◆ **Exercise aim**:
Please reproduce the listing below exactly, leaving out every picture.

◆ **Raw data**:
--- START ---

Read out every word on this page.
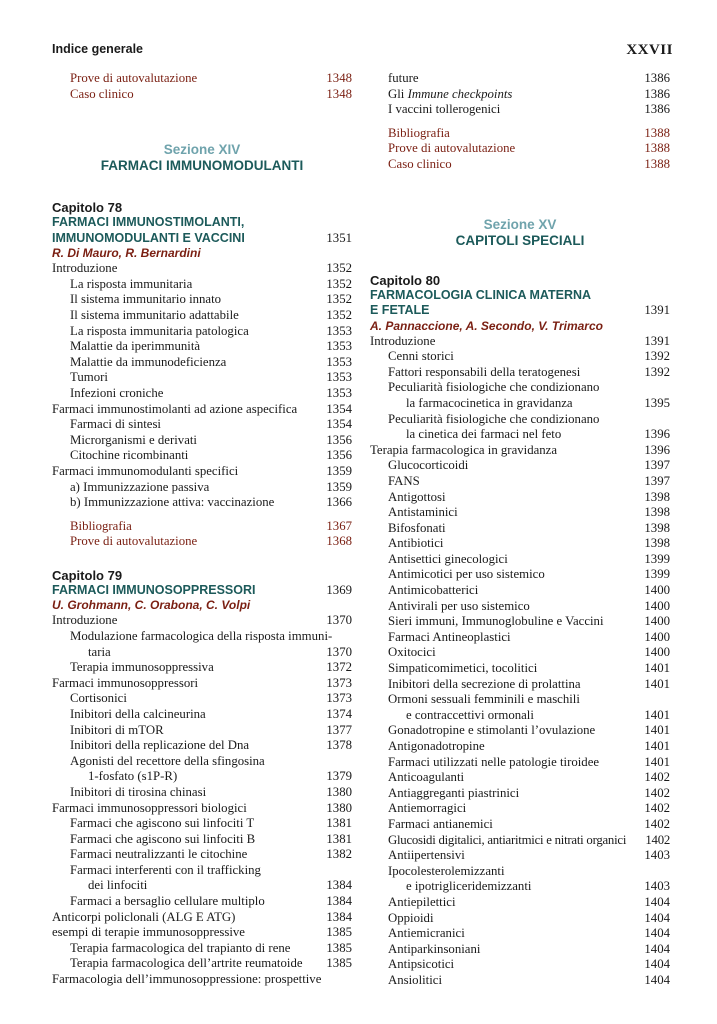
Indice generale	XXVII
Prove di autovalutazione	1348
Caso clinico	1348
Sezione XIV
FARMACI IMMUNOMODULANTI
Capitolo 78
FARMACI IMMUNOSTIMOLANTI,
IMMUNOMODULANTI E VACCINI	1351
R. Di Mauro, R. Bernardini
Introduzione	1352
La risposta immunitaria	1352
Il sistema immunitario innato	1352
Il sistema immunitario adattabile	1352
La risposta immunitaria patologica	1353
Malattie da iperimmunità	1353
Malattie da immunodeficienza	1353
Tumori	1353
Infezioni croniche	1353
Farmaci immunostimolanti ad azione aspecifica	1354
Farmaci di sintesi	1354
Microrganismi e derivati	1356
Citochine ricombinanti	1356
Farmaci immunomodulanti specifici	1359
a) Immunizzazione passiva	1359
b) Immunizzazione attiva: vaccinazione	1366
Bibliografia	1367
Prove di autovalutazione	1368
Capitolo 79
FARMACI IMMUNOSOPPRESSORI	1369
U. Grohmann, C. Orabona, C. Volpi
Introduzione	1370
Modulazione farmacologica della risposta immuni-
taria	1370
Terapia immunosoppressiva	1372
Farmaci immunosoppressori	1373
Cortisonici	1373
Inibitori della calcineurina	1374
Inibitori di mTOR	1377
Inibitori della replicazione del Dna	1378
Agonisti del recettore della sfingosina
1-fosfato (s1P-R)	1379
Inibitori di tirosina chinasi	1380
Farmaci immunosoppressori biologici	1380
Farmaci che agiscono sui linfociti T	1381
Farmaci che agiscono sui linfociti B	1381
Farmaci neutralizzanti le citochine	1382
Farmaci interferenti con il trafficking
dei linfociti	1384
Farmaci a bersaglio cellulare multiplo	1384
Anticorpi policlonali (ALG E ATG)	1384
esempi di terapie immunosoppressive	1385
Terapia farmacologica del trapianto di rene	1385
Terapia farmacologica dell’artrite reumatoide	1385
Farmacologia dell’immunosoppressione: prospettive
future	1386
Gli Immune checkpoints	1386
I vaccini tollerogenici	1386
Bibliografia	1388
Prove di autovalutazione	1388
Caso clinico	1388
Sezione XV
CAPITOLI SPECIALI
Capitolo 80
FARMACOLOGIA CLINICA MATERNA
E FETALE	1391
A. Pannaccione, A. Secondo, V. Trimarco
Introduzione	1391
Cenni storici	1392
Fattori responsabili della teratogenesi	1392
Peculiarità fisiologiche che condizionano
la farmacocinetica in gravidanza	1395
Peculiarità fisiologiche che condizionano
la cinetica dei farmaci nel feto	1396
Terapia farmacologica in gravidanza	1396
Glucocorticoidi	1397
FANS	1397
Antigottosi	1398
Antistaminici	1398
Bifosfonati	1398
Antibiotici	1398
Antisettici ginecologici	1399
Antimicotici per uso sistemico	1399
Antimicobatterici	1400
Antivirali per uso sistemico	1400
Sieri immuni, Immunoglobuline e Vaccini	1400
Farmaci Antineoplastici	1400
Oxitocici	1400
Simpaticomimetici, tocolitici	1401
Inibitori della secrezione di prolattina	1401
Ormoni sessuali femminili e maschili
e contraccettivi ormonali	1401
Gonadotropine e stimolanti l’ovulazione	1401
Antigonadotropine	1401
Farmaci utilizzati nelle patologie tiroidee	1401
Anticoagulanti	1402
Antiaggreganti piastrinici	1402
Antiemorragici	1402
Farmaci antianemici	1402
Glucosidi digitalici, antiaritmici e nitrati organici	1402
Antiipertensivi	1403
Ipocolesterolemizzanti
e ipotrigliceridemizzanti	1403
Antiepilettici	1404
Oppioidi	1404
Antiemicranici	1404
Antiparkinsoniani	1404
Antipsicotici	1404
Ansiolitici	1404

--- END ---

◆ **Response area**:
Read out every word on this page.
Indice generale	XXVII
Prove di autovalutazione	1348
Caso clinico	1348
Sezione XIV
FARMACI IMMUNOMODULANTI
Capitolo 78
FARMACI IMMUNOSTIMOLANTI,
IMMUNOMODULANTI E VACCINI	1351
R. Di Mauro, R. Bernardini
Introduzione	1352
La risposta immunitaria	1352
Il sistema immunitario innato	1352
Il sistema immunitario adattabile	1352
La risposta immunitaria patologica	1353
Malattie da iperimmunità	1353
Malattie da immunodeficienza	1353
Tumori	1353
Infezioni croniche	1353
Farmaci immunostimolanti ad azione aspecifica	1354
Farmaci di sintesi	1354
Microrganismi e derivati	1356
Citochine ricombinanti	1356
Farmaci immunomodulanti specifici	1359
a) Immunizzazione passiva	1359
b) Immunizzazione attiva: vaccinazione	1366
Bibliografia	1367
Prove di autovalutazione	1368
Capitolo 79
FARMACI IMMUNOSOPPRESSORI	1369
U. Grohmann, C. Orabona, C. Volpi
Introduzione	1370
Modulazione farmacologica della risposta immuni-
taria	1370
Terapia immunosoppressiva	1372
Farmaci immunosoppressori	1373
Cortisonici	1373
Inibitori della calcineurina	1374
Inibitori di mTOR	1377
Inibitori della replicazione del Dna	1378
Agonisti del recettore della sfingosina
1-fosfato (s1P-R)	1379
Inibitori di tirosina chinasi	1380
Farmaci immunosoppressori biologici	1380
Farmaci che agiscono sui linfociti T	1381
Farmaci che agiscono sui linfociti B	1381
Farmaci neutralizzanti le citochine	1382
Farmaci interferenti con il trafficking
dei linfociti	1384
Farmaci a bersaglio cellulare multiplo	1384
Anticorpi policlonali (ALG E ATG)	1384
esempi di terapie immunosoppressive	1385
Terapia farmacologica del trapianto di rene	1385
Terapia farmacologica dell’artrite reumatoide	1385
Farmacologia dell’immunosoppressione: prospettive
future	1386
Gli Immune checkpoints	1386
I vaccini tollerogenici	1386
Bibliografia	1388
Prove di autovalutazione	1388
Caso clinico	1388
Sezione XV
CAPITOLI SPECIALI
Capitolo 80
FARMACOLOGIA CLINICA MATERNA
E FETALE	1391
A. Pannaccione, A. Secondo, V. Trimarco
Introduzione	1391
Cenni storici	1392
Fattori responsabili della teratogenesi	1392
Peculiarità fisiologiche che condizionano
la farmacocinetica in gravidanza	1395
Peculiarità fisiologiche che condizionano
la cinetica dei farmaci nel feto	1396
Terapia farmacologica in gravidanza	1396
Glucocorticoidi	1397
FANS	1397
Antigottosi	1398
Antistaminici	1398
Bifosfonati	1398
Antibiotici	1398
Antisettici ginecologici	1399
Antimicotici per uso sistemico	1399
Antimicobatterici	1400
Antivirali per uso sistemico	1400
Sieri immuni, Immunoglobuline e Vaccini	1400
Farmaci Antineoplastici	1400
Oxitocici	1400
Simpaticomimetici, tocolitici	1401
Inibitori della secrezione di prolattina	1401
Ormoni sessuali femminili e maschili
e contraccettivi ormonali	1401
Gonadotropine e stimolanti l’ovulazione	1401
Antigonadotropine	1401
Farmaci utilizzati nelle patologie tiroidee	1401
Anticoagulanti	1402
Antiaggreganti piastrinici	1402
Antiemorragici	1402
Farmaci antianemici	1402
Glucosidi digitalici, antiaritmici e nitrati organici	1402
Antiipertensivi	1403
Ipocolesterolemizzanti
e ipotrigliceridemizzanti	1403
Antiepilettici	1404
Oppioidi	1404
Antiemicranici	1404
Antiparkinsoniani	1404
Antipsicotici	1404
Ansiolitici	1404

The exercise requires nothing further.